Check each line of the listing for the word "name" and give only the number of lines that have it.

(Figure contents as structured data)
- - -
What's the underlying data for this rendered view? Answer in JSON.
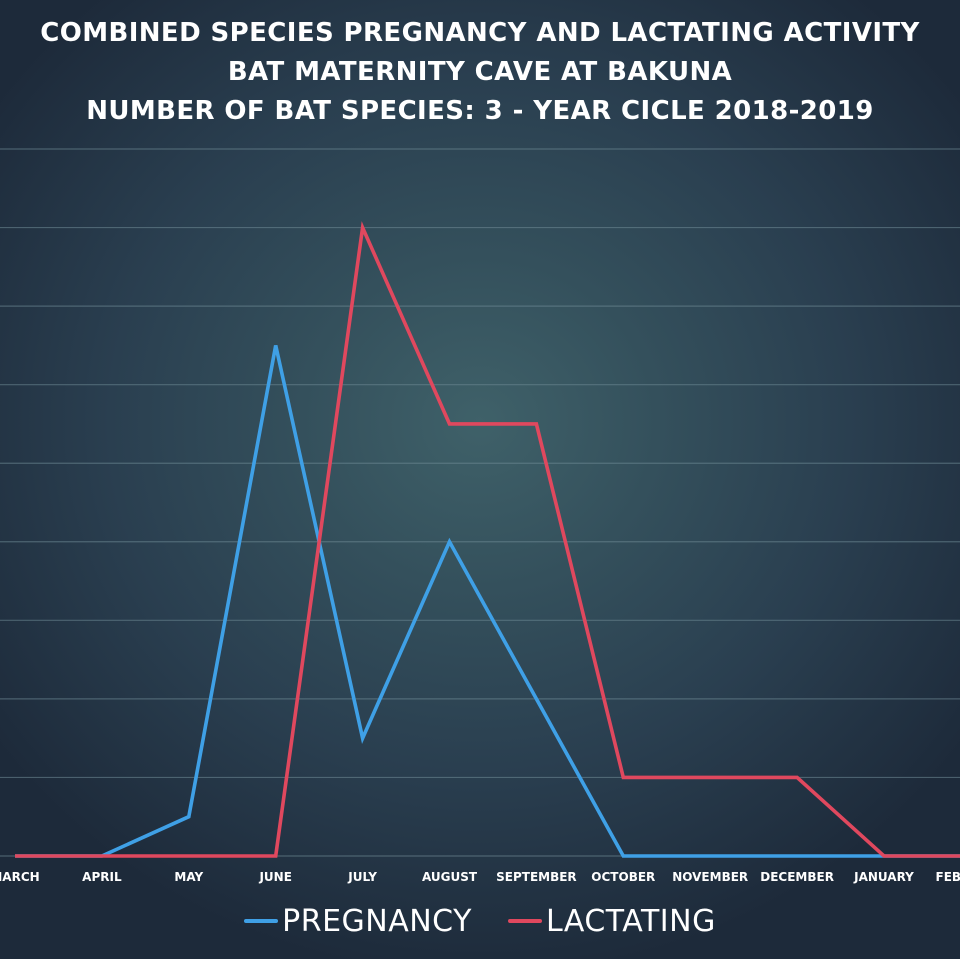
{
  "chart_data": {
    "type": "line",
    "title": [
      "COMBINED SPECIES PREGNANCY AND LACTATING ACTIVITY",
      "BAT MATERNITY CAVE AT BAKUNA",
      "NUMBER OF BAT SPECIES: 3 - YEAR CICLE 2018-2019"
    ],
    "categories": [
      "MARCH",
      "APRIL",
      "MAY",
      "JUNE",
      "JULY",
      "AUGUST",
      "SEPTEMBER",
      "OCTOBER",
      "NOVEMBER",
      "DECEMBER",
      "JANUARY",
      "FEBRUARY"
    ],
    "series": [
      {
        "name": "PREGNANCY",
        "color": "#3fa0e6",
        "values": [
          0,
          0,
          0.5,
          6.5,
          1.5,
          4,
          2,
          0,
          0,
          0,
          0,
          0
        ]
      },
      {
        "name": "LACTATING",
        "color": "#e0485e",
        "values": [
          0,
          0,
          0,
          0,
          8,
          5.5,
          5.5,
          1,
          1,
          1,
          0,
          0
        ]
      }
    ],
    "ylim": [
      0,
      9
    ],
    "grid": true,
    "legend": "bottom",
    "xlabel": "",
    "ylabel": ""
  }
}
- - -
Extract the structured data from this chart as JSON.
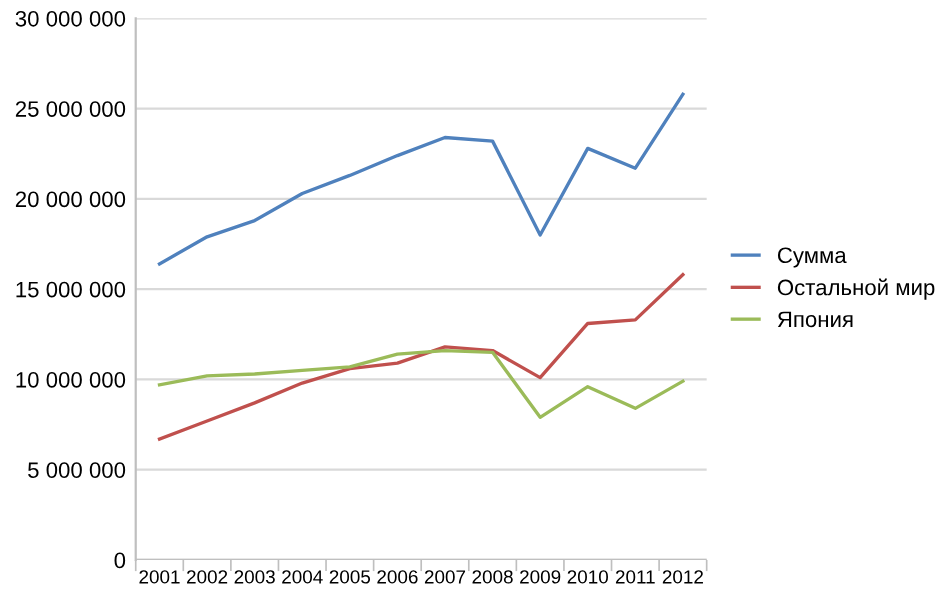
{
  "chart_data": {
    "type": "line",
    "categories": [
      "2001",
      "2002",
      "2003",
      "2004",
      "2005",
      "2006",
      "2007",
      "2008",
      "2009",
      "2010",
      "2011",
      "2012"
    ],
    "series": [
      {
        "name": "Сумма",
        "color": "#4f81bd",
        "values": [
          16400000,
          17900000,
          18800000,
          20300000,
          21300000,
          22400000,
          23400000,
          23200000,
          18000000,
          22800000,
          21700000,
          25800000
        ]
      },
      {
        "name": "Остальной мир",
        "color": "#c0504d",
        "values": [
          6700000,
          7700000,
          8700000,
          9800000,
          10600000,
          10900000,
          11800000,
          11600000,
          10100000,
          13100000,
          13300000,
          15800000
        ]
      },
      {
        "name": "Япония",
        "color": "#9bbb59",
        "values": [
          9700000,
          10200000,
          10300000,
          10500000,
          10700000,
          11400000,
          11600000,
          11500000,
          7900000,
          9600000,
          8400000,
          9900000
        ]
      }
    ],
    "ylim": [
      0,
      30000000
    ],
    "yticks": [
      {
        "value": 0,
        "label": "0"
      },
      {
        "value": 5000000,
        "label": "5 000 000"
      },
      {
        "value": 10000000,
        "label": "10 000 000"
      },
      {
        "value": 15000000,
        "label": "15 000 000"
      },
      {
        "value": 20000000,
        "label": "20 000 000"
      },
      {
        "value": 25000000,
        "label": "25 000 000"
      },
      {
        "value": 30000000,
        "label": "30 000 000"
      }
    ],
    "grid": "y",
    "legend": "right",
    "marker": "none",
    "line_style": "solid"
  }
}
- - -
→ Reply to the exercise: 5